On 2015/04/13 17:22, Benjamin Poirier wrote:
> On 2015/04/12 10:03, Ido Shamay wrote:
> > Hi Benjamin,
> >
> > On 4/10/2015 7:27 PM, Benjamin Poirier wrote:
> > >By default, the number of tx queues is limited by the number of online cpus in
> > >mlx4_en_get_profile(). However, this limit no longer holds after the ethtool
> > >.set_channels method has been called. In that situation, the driver may access
> > >invalid bits of certain cpumask variables when queue_index > nr_cpu_ids.
> >
> > I must say I don't see the above issue with the current code.
> > Whatever is the modified value of priv->num_tx_rings_p_up, it will set XPS
> > only on queues which have
> > been set with CPU affinity mask (no access to invalid bits).
>
> The problem is not with the call to netif_set_xps_queue() it is with the
> calls to cpu_online() and cpumask_set_cpu().
>
> For example, if the user calls `ethtool -L ethX tx 32`, queue_index in
> mlx4_en_create_tx_ring() can be up to 255. Depending on CONFIG_NR_CPUS
> and CONFIG_CPUMASK_OFFSTACK this may result in calls to cpu_online() and
> cpumask_set_cpu() with cpu >= nr_cpumask_bits which is an invalid usage
> of the cpumask api. The driver will potentially read or write beyond the
> end of the bitmap. With CONFIG_CPUMASK_OFFSTACK=y and
> CONFIG_DEBUG_PER_CPU_MAPS=y, the aforementioned ethtool call on a system
> with <32 cpus triggers the warning in cpumask_check().

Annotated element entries

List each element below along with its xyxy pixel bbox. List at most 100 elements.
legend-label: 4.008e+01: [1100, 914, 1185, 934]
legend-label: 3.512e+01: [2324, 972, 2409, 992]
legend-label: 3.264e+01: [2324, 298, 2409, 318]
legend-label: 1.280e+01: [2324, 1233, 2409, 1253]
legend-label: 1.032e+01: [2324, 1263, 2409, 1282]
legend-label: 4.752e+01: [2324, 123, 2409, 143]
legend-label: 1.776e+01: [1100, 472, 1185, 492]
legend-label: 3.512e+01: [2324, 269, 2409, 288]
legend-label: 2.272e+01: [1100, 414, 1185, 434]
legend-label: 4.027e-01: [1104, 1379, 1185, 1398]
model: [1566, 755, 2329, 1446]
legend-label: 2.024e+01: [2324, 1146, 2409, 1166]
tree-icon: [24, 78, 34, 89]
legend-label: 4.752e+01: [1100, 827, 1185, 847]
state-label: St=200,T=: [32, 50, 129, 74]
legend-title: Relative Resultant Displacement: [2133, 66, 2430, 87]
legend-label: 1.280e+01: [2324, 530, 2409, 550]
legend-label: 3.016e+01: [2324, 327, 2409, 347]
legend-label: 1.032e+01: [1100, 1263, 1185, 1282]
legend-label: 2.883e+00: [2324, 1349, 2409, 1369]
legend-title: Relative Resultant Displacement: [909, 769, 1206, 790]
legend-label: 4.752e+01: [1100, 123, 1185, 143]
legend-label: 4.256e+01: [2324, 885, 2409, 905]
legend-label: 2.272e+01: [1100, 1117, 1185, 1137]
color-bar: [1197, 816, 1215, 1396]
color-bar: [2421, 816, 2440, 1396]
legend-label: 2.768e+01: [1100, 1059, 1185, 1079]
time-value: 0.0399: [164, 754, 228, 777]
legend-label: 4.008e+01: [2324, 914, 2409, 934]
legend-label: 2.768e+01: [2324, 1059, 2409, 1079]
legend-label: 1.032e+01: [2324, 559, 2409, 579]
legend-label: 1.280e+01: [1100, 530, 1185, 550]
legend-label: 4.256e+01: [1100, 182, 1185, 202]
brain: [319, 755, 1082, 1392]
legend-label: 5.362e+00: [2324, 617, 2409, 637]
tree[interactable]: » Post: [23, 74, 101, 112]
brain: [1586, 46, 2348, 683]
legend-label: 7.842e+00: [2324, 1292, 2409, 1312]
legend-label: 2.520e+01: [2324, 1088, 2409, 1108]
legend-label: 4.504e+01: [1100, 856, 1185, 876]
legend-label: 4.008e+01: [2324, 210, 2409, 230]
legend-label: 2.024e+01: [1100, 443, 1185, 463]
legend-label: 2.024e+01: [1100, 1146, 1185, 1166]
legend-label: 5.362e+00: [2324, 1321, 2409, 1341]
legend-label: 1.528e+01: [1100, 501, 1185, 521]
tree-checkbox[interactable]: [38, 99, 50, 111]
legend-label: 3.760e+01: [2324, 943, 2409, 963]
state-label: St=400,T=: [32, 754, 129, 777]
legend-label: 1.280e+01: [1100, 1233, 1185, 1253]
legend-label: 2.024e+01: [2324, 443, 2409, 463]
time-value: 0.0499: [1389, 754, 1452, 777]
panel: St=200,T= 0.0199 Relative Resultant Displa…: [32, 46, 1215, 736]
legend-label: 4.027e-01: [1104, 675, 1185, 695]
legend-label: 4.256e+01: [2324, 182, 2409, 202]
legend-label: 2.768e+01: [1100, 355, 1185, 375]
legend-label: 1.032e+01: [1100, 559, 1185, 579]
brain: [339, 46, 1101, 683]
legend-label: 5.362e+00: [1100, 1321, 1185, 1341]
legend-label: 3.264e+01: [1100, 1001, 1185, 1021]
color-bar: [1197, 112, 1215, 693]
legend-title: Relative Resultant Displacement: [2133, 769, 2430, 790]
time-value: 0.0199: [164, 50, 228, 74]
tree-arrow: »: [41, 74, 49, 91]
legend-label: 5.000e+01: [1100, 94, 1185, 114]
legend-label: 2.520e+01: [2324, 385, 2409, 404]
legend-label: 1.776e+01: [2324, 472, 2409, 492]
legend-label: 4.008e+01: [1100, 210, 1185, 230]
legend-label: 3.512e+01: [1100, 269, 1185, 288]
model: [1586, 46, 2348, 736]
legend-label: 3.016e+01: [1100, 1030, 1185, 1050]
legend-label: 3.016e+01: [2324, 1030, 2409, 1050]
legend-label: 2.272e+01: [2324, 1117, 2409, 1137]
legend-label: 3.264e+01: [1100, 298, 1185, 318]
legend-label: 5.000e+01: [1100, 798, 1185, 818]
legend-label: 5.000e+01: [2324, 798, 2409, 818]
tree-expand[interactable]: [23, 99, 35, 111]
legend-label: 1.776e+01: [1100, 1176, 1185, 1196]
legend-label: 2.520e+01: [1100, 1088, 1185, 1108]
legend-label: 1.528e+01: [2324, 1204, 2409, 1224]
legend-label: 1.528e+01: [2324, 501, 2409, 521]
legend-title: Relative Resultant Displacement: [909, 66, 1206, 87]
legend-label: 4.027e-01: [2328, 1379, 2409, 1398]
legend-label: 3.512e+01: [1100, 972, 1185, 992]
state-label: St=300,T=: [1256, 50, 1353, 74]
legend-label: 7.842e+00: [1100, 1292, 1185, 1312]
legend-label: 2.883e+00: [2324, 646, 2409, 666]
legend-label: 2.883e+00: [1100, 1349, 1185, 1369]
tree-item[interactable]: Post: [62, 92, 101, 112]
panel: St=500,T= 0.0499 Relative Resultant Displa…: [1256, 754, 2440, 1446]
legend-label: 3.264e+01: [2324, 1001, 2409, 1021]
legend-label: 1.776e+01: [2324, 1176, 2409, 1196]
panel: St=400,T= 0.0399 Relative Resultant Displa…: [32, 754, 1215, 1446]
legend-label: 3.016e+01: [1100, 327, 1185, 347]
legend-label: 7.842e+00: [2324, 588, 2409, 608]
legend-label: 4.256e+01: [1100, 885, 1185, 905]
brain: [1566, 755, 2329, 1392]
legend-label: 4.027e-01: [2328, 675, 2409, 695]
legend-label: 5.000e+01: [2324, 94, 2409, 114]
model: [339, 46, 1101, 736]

PROBLEMS TO WORK ON.
a) In the mlx4 mailing list thread, how high can queue_index in mlx4_en_create_tx_ring() reach after a user runs `ethtool -L ethX tx 32`?
b) Carry on the mlx4 mailing list thread from its last line.

RESULTS IN ORDER.
a) It can be up to 255.

b)
>

Mellanox, can you please
ack the patch as submitted, or
clarify what changes you'd like to see given my reply above, or
submit a fix of your own for this problem

Thanks,
-Benjamin

> >
> > It's true that when priv->num_tx_rings_p_up > nr_cpus. not all queues will
> > be set with XPS.
> > This is because the code tries to preserve 1:1 mapping of queues to cores,
> > to avoid a double mapping
> > of queues to cores.
> > I guess it's ok to break the 1:1 mapping in this condition, but the commit
> > message should say that instead
> > of invalid bits. Please fix me if I'm wrong.
> >
> > >Signed-off-by: Benjamin Poirier <[email protected]>
> > >---
> > > drivers/net/ethernet/mellanox/mlx4/en_tx.c | 8 +++++---
> > > 1 file changed, 5 insertions(+), 3 deletions(-)
> > >
> > >diff --git a/drivers/net/ethernet/mellanox/mlx4/en_tx.c b/drivers/net/ethernet/mellanox/mlx4/en_tx.c
> > >index 55f9f5c..8c234ec 100644
> > >--- a/drivers/net/ethernet/mellanox/mlx4/en_tx.c
> > >+++ b/drivers/net/ethernet/mellanox/mlx4/en_tx.c
> > >@@ -143,8 +143,10 @@ int mlx4_en_create_tx_ring(struct mlx4_en_priv *priv,
> > > ring->hwtstamp_tx_type = priv->hwtstamp_config.tx_type;
> > > ring->queue_index = queue_index;
> > >- if (queue_index < priv->num_tx_rings_p_up && cpu_online(queue_index))
> > >- cpumask_set_cpu(queue_index, &ring->affinity_mask);
> > >+ if (queue_index < priv->num_tx_rings_p_up)
> > >+ cpumask_set_cpu_local_first(queue_index,
> > >+ priv->mdev->dev->numa_node,
> > >+ &ring->affinity_mask);
> > Moving from cpumask_set_cpu to cpumask_set_cpu_local_first is great, but
> > should come in a different commit, since
> > the behavior of the XPS is changed here (xps_cpus[tx_ring[queue_index]] !=
> > queue_index from now).
> > Commit should state of this behavior change.
> > Thanks a lot Benjamin.
> > > *pring = ring;
> > > return 0;
> > >@@ -213,7 +215,7 @@ int mlx4_en_activate_tx_ring(struct mlx4_en_priv *priv,
> > > err = mlx4_qp_to_ready(mdev->dev, &ring->wqres.mtt, &ring->context,
> > > &ring->qp, &ring->qp_state);
> > >- if (!user_prio && cpu_online(ring->queue_index))
> > >+ if (!cpumask_empty(&ring->affinity_mask))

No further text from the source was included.